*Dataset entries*
______________________________

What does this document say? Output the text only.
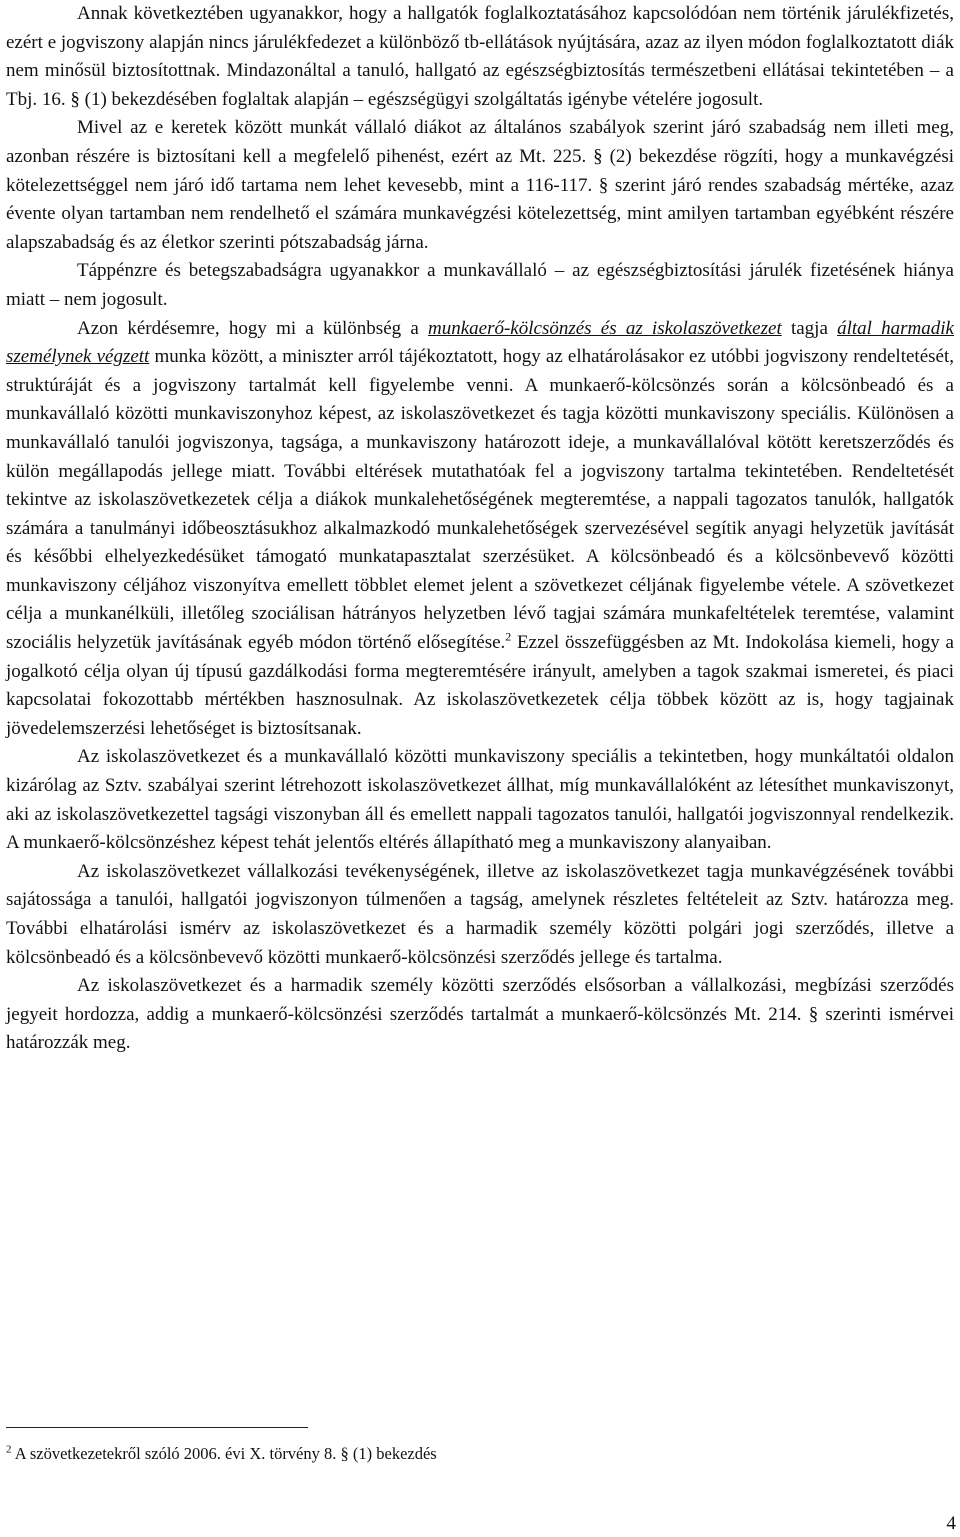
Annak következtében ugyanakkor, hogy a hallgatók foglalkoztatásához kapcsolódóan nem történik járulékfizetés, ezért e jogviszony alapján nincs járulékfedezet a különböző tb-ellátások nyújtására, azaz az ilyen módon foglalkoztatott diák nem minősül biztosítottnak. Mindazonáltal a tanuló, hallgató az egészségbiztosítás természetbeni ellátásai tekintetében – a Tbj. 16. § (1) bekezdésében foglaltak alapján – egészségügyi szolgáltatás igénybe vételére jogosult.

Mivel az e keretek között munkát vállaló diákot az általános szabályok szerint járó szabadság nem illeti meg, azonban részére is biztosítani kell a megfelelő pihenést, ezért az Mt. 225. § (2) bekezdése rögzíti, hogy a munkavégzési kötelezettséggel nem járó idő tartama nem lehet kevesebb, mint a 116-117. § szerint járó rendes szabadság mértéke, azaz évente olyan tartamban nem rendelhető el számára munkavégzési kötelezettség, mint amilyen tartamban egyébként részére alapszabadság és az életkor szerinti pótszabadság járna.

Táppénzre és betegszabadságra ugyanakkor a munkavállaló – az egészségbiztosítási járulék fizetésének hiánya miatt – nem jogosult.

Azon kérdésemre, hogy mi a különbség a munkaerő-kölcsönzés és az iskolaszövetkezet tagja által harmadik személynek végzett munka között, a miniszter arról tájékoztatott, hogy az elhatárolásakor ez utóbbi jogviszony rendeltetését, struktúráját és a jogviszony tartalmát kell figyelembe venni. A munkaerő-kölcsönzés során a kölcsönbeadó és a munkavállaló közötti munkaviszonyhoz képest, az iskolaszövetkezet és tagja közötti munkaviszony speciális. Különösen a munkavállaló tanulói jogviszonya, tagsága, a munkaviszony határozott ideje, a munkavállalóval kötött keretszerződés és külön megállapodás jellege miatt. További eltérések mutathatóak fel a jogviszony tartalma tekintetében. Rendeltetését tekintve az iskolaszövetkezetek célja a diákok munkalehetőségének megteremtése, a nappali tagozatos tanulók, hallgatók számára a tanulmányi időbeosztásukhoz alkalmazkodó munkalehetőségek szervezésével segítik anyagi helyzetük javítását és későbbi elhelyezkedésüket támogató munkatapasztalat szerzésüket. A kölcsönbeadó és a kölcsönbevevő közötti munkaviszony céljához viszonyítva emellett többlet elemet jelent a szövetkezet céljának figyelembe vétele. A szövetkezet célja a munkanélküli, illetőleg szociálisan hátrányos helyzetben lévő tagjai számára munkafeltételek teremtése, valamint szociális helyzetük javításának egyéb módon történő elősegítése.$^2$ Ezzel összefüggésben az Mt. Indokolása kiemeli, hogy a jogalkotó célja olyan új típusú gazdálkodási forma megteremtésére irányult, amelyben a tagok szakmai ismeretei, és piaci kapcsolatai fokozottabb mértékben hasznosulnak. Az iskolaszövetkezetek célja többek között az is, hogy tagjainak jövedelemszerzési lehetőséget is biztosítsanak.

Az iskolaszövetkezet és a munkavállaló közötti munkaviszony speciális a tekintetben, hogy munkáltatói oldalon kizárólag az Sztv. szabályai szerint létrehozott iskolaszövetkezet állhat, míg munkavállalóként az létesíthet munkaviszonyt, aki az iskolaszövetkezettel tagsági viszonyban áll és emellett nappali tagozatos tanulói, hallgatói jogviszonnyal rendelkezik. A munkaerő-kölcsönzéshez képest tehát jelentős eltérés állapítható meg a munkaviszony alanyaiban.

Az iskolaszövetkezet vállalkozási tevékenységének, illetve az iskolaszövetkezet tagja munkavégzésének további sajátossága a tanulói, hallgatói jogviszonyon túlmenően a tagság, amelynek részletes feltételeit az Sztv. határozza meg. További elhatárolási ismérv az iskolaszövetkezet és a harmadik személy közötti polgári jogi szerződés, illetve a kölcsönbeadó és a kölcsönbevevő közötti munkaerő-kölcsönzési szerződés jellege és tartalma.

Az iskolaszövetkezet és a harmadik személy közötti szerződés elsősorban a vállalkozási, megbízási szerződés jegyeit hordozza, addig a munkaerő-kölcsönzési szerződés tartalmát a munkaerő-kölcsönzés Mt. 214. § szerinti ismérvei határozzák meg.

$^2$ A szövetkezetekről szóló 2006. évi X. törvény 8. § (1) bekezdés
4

______________________________

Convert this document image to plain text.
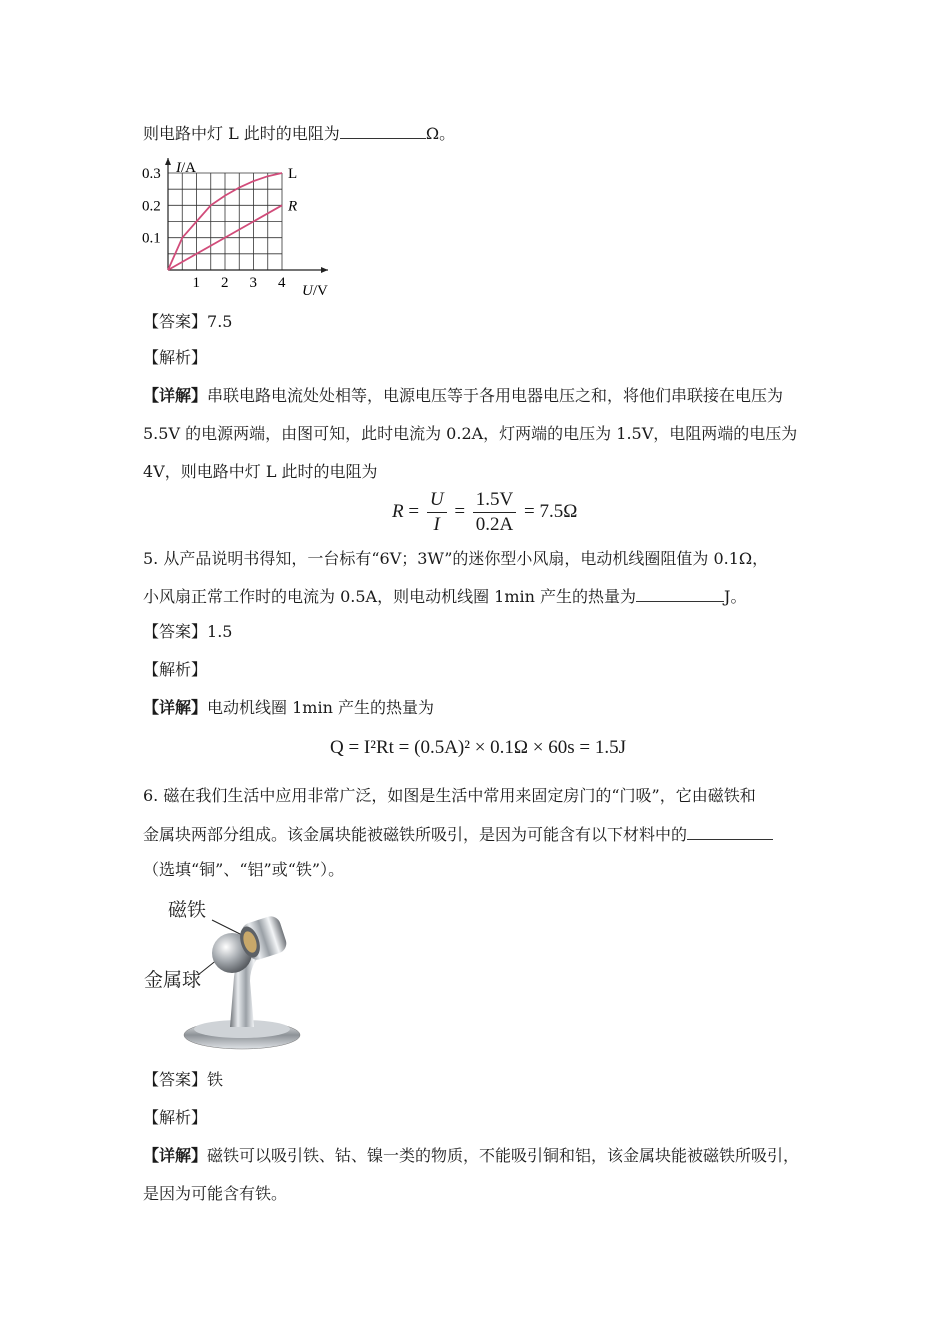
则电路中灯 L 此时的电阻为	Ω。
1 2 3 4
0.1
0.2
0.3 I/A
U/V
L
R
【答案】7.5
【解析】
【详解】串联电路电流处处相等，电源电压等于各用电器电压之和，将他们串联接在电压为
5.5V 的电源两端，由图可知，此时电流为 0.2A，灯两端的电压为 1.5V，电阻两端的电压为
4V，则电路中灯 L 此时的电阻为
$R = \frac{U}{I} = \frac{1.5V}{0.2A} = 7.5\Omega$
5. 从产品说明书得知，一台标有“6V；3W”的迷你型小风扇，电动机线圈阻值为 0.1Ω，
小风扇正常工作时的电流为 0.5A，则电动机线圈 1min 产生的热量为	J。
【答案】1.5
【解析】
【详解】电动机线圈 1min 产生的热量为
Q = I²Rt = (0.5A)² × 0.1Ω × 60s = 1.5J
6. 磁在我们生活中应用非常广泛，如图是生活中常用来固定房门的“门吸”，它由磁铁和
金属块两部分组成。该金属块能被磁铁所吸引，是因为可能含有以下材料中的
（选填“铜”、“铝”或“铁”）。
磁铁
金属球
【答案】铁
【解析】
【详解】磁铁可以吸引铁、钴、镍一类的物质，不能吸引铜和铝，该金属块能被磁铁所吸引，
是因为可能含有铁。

______________________________

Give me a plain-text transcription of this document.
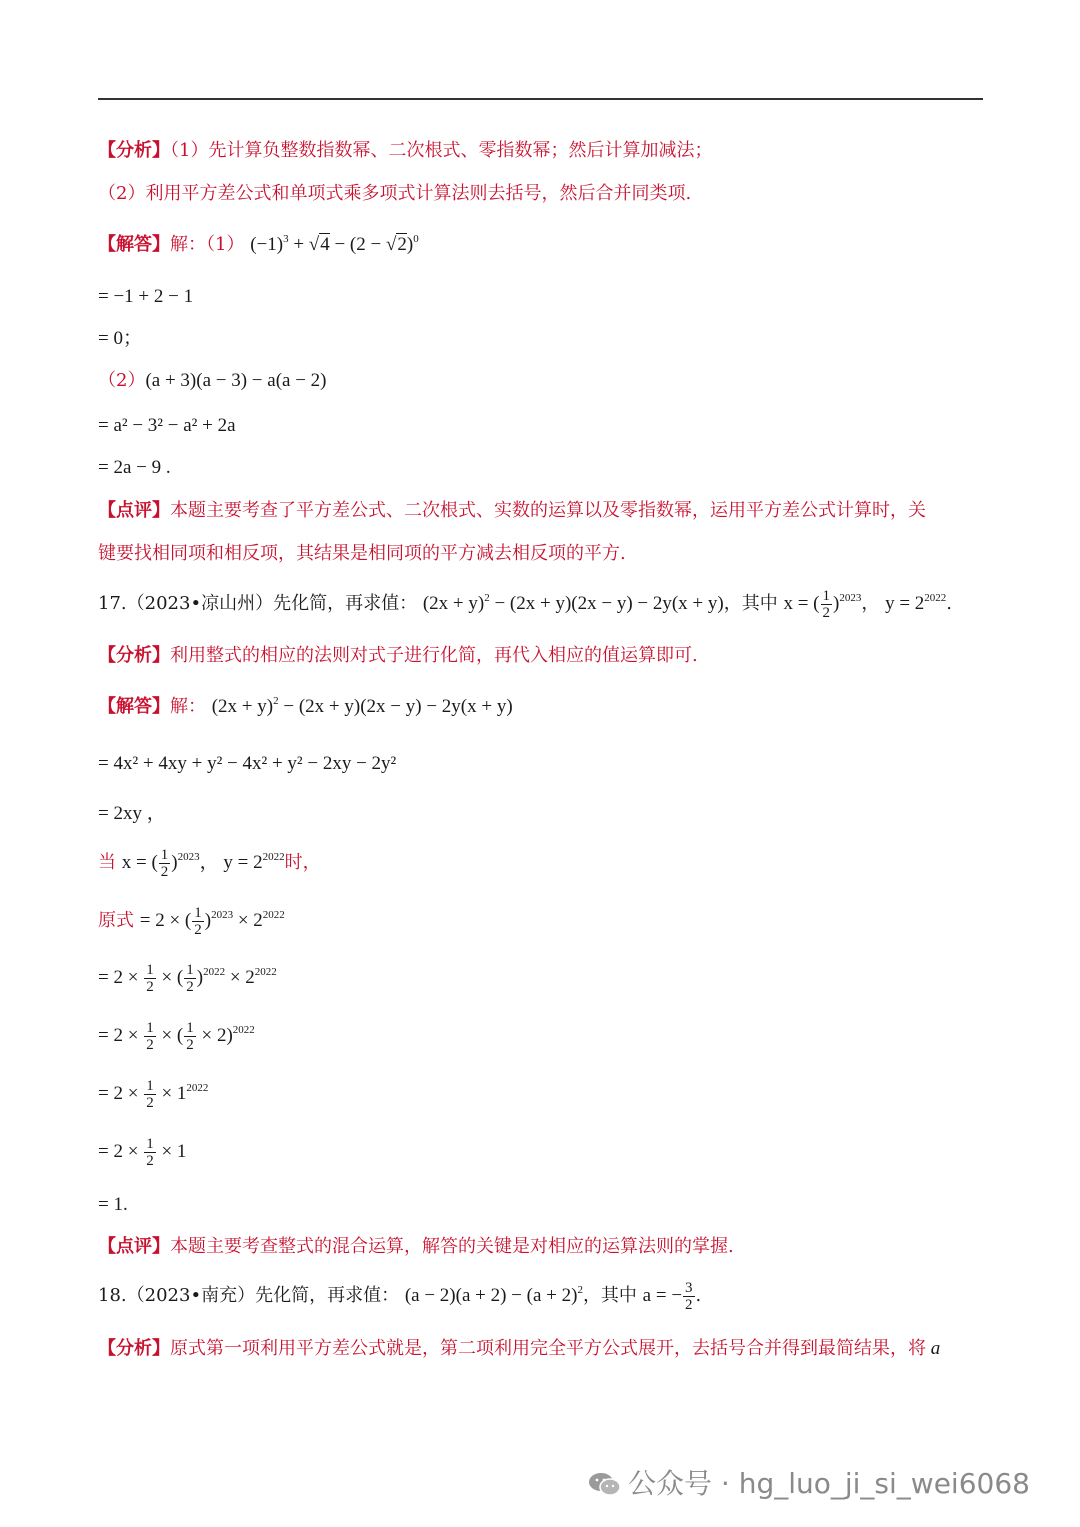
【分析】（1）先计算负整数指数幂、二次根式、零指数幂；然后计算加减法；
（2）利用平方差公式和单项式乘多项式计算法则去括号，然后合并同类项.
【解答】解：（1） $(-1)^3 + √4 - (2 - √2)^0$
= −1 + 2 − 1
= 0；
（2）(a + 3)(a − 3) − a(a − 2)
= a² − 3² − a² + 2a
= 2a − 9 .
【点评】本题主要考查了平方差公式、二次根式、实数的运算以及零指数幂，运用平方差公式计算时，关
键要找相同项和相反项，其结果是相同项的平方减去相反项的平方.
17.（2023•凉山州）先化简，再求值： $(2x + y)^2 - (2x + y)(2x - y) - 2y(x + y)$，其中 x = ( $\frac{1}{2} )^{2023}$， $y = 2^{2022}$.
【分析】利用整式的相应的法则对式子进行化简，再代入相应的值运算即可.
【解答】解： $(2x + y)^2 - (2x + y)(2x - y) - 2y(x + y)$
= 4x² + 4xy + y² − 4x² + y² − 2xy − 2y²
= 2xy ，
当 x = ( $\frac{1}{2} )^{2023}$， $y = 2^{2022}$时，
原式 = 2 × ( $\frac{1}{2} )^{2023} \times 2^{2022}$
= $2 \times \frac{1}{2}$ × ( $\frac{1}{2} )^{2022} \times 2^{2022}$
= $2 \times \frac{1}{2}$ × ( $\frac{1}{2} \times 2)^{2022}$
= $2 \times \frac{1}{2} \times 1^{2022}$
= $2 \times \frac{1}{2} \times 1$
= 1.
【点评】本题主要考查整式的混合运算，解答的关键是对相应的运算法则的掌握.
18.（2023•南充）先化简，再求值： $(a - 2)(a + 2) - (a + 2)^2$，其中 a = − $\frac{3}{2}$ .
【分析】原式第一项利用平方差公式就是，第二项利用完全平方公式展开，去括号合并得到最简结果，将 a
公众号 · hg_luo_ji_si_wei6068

______________________________

Reproduce every line of the listing above in which the string "azaz" appears.

Annak következtében ugyanakkor, hogy a hallgatók foglalkoztatásához kapcsolódóan nem történik járulékfizetés, ezért e jogviszony alapján nincs járulékfedezet a különböző tb-ellátások nyújtására, azaz az ilyen módon foglalkoztatott diák nem minősül biztosítottnak. Mindazonáltal a tanuló, hallgató az egészségbiztosítás természetbeni ellátásai tekintetében – a Tbj. 16. § (1) bekezdésében foglaltak alapján – egészségügyi szolgáltatás igénybe vételére jogosult.
Mivel az e keretek között munkát vállaló diákot az általános szabályok szerint járó szabadság nem illeti meg, azonban részére is biztosítani kell a megfelelő pihenést, ezért az Mt. 225. § (2) bekezdése rögzíti, hogy a munkavégzési kötelezettséggel nem járó idő tartama nem lehet kevesebb, mint a 116-117. § szerint járó rendes szabadság mértéke, azaz évente olyan tartamban nem rendelhető el számára munkavégzési kötelezettség, mint amilyen tartamban egyébként részére alapszabadság és az életkor szerinti pótszabadság járna.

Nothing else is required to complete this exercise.